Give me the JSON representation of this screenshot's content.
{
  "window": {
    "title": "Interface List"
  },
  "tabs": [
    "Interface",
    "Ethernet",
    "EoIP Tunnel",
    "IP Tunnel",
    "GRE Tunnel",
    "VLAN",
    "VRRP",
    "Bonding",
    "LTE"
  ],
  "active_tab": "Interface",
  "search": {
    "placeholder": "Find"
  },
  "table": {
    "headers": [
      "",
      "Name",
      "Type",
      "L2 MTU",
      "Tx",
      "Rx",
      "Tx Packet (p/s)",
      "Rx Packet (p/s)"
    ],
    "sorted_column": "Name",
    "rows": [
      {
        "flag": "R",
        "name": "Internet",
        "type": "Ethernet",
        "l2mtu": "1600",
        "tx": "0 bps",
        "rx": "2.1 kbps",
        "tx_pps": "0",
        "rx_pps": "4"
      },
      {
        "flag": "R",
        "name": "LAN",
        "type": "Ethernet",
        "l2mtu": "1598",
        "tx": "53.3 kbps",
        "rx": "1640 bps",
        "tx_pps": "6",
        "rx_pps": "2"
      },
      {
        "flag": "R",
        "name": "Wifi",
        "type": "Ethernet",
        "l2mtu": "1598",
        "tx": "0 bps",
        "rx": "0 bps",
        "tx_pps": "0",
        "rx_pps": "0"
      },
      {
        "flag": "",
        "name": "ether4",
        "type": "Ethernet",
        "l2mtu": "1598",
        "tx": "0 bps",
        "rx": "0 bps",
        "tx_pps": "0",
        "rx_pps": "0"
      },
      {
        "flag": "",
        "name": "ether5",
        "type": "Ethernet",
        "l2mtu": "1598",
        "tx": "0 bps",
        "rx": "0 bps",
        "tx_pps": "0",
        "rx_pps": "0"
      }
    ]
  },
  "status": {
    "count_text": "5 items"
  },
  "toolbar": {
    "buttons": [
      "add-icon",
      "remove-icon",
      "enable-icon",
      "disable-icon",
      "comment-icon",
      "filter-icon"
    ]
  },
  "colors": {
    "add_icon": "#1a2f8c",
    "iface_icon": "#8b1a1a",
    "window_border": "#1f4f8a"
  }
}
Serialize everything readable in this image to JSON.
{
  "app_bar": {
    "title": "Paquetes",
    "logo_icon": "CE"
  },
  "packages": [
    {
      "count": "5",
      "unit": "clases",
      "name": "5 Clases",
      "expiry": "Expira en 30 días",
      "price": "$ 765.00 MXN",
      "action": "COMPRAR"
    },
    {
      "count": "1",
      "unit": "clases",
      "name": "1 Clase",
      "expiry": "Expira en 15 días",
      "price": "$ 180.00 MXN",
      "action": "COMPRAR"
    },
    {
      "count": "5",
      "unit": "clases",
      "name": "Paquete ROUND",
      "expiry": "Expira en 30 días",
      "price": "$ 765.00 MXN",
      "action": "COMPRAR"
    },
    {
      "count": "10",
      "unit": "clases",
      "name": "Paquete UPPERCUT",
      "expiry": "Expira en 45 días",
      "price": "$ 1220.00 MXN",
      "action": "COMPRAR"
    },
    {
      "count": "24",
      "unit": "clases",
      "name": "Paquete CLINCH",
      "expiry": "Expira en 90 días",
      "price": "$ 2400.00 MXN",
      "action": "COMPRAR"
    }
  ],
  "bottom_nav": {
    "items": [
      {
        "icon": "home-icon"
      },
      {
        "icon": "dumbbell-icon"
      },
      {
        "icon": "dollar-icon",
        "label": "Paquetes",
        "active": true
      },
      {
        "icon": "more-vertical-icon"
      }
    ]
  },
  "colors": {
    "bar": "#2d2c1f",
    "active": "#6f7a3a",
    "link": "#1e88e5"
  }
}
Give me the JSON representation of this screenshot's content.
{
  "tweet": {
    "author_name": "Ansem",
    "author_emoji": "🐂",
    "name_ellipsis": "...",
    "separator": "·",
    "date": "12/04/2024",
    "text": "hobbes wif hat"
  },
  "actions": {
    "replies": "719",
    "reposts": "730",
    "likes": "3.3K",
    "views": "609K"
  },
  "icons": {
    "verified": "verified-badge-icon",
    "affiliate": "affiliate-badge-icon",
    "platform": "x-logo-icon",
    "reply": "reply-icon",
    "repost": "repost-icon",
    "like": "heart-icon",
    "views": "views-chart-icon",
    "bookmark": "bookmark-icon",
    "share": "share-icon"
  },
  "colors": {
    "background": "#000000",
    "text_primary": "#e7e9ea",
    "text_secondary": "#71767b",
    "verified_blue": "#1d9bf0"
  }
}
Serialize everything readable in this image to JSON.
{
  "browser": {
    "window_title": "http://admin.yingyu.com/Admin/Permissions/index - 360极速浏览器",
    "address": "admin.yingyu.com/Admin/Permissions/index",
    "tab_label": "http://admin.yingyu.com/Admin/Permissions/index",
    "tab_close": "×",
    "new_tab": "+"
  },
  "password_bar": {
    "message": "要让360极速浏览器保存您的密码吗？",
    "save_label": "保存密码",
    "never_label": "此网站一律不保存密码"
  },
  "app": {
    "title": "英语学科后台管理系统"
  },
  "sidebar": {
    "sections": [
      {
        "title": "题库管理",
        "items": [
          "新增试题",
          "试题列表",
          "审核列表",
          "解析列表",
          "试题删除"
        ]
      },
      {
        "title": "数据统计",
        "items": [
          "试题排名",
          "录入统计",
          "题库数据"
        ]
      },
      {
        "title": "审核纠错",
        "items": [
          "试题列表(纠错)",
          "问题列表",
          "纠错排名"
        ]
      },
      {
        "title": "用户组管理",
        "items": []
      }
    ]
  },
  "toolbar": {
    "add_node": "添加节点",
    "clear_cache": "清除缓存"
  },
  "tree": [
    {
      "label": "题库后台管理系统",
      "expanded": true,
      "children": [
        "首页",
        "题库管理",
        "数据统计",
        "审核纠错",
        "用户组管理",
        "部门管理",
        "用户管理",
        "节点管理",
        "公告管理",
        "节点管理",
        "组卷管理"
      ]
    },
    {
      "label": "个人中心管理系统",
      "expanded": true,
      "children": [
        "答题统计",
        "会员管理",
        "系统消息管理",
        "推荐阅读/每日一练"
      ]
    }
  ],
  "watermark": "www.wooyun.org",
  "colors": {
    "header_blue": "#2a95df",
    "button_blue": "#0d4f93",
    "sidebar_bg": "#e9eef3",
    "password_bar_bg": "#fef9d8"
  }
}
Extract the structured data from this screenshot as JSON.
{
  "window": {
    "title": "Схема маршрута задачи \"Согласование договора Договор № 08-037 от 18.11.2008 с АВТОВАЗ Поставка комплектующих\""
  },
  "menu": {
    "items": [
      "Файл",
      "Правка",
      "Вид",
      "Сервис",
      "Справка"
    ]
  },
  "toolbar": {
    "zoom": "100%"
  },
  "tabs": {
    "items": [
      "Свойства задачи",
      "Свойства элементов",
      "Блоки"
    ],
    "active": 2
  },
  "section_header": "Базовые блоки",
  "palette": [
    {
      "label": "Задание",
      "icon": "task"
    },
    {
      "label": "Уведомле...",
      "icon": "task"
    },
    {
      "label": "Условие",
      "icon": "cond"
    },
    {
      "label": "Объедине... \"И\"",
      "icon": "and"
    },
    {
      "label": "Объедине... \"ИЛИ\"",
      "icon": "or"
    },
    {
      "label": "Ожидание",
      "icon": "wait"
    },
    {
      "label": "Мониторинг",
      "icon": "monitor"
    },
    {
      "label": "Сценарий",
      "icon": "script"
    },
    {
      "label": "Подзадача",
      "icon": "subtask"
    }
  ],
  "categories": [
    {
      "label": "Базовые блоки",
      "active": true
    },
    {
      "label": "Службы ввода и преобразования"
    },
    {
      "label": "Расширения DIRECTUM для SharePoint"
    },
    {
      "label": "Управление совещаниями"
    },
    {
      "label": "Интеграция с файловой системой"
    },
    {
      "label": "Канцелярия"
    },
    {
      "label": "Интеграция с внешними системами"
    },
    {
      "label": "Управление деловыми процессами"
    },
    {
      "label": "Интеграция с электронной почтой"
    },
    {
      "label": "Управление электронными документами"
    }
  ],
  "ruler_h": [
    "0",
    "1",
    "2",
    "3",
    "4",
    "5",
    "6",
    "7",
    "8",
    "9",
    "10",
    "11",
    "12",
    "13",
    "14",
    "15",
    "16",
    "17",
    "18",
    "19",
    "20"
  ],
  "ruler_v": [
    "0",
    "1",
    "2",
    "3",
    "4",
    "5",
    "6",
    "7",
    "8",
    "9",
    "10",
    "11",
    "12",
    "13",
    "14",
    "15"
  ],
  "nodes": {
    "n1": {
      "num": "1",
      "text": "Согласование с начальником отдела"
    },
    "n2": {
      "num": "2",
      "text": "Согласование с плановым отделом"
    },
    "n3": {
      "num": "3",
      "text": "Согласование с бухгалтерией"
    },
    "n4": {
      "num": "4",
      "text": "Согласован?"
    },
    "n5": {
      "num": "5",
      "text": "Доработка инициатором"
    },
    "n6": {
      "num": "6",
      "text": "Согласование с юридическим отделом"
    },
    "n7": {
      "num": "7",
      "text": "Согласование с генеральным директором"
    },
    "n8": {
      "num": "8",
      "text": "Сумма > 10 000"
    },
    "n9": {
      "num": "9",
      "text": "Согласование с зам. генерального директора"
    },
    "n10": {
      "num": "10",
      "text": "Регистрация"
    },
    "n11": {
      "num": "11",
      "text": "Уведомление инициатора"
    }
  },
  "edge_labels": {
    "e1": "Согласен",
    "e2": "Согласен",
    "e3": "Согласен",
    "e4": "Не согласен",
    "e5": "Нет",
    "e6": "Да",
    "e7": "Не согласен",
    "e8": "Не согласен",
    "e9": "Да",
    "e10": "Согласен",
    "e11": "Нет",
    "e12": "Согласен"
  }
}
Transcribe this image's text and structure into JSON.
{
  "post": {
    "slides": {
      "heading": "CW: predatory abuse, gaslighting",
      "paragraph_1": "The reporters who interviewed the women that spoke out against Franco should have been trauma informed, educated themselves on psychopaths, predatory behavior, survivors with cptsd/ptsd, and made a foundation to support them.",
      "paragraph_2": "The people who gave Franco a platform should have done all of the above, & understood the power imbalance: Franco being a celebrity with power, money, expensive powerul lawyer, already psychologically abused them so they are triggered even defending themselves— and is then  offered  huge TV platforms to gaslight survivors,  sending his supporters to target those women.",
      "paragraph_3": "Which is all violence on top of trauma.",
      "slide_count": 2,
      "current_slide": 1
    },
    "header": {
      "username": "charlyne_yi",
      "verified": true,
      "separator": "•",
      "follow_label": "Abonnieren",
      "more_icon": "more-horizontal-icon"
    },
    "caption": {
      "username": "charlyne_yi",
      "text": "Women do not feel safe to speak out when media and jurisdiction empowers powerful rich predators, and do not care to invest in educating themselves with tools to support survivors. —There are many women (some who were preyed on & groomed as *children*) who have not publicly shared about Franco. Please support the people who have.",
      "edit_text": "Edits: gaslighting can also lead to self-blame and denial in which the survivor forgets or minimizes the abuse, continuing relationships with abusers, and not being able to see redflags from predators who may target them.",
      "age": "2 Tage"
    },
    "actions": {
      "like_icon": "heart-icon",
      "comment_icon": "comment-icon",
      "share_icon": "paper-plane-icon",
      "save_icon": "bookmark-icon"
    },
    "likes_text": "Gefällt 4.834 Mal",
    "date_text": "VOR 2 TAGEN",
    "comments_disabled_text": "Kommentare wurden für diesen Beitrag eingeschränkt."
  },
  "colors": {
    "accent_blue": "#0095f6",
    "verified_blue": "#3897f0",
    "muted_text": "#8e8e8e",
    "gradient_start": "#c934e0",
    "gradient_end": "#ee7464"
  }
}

========================================

SHORT EXERCISE —
Give only the number of lines in the entries that contain "Согласование".

CORRECT OUTPUT —
7